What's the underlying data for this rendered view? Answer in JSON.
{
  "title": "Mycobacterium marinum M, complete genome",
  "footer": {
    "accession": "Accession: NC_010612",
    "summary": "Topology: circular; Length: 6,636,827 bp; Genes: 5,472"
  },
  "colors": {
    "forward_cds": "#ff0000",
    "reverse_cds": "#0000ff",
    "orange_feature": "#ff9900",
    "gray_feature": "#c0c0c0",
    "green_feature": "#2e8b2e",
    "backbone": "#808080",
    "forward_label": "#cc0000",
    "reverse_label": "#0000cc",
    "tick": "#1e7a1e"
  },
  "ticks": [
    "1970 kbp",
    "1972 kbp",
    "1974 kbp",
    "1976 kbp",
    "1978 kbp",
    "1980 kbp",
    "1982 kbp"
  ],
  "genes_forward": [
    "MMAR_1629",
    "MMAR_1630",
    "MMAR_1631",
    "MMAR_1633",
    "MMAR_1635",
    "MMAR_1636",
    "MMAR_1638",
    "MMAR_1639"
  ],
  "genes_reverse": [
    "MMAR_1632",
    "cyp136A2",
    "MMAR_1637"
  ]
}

• _Required action_
Repeat each record verbatim.

• _Problem solution_
What's the underlying data for this rendered view? Answer in JSON.
{
  "title": "Mycobacterium marinum M, complete genome",
  "footer": {
    "accession": "Accession: NC_010612",
    "summary": "Topology: circular; Length: 6,636,827 bp; Genes: 5,472"
  },
  "colors": {
    "forward_cds": "#ff0000",
    "reverse_cds": "#0000ff",
    "orange_feature": "#ff9900",
    "gray_feature": "#c0c0c0",
    "green_feature": "#2e8b2e",
    "backbone": "#808080",
    "forward_label": "#cc0000",
    "reverse_label": "#0000cc",
    "tick": "#1e7a1e"
  },
  "ticks": [
    "1970 kbp",
    "1972 kbp",
    "1974 kbp",
    "1976 kbp",
    "1978 kbp",
    "1980 kbp",
    "1982 kbp"
  ],
  "genes_forward": [
    "MMAR_1629",
    "MMAR_1630",
    "MMAR_1631",
    "MMAR_1633",
    "MMAR_1635",
    "MMAR_1636",
    "MMAR_1638",
    "MMAR_1639"
  ],
  "genes_reverse": [
    "MMAR_1632",
    "cyp136A2",
    "MMAR_1637"
  ]
}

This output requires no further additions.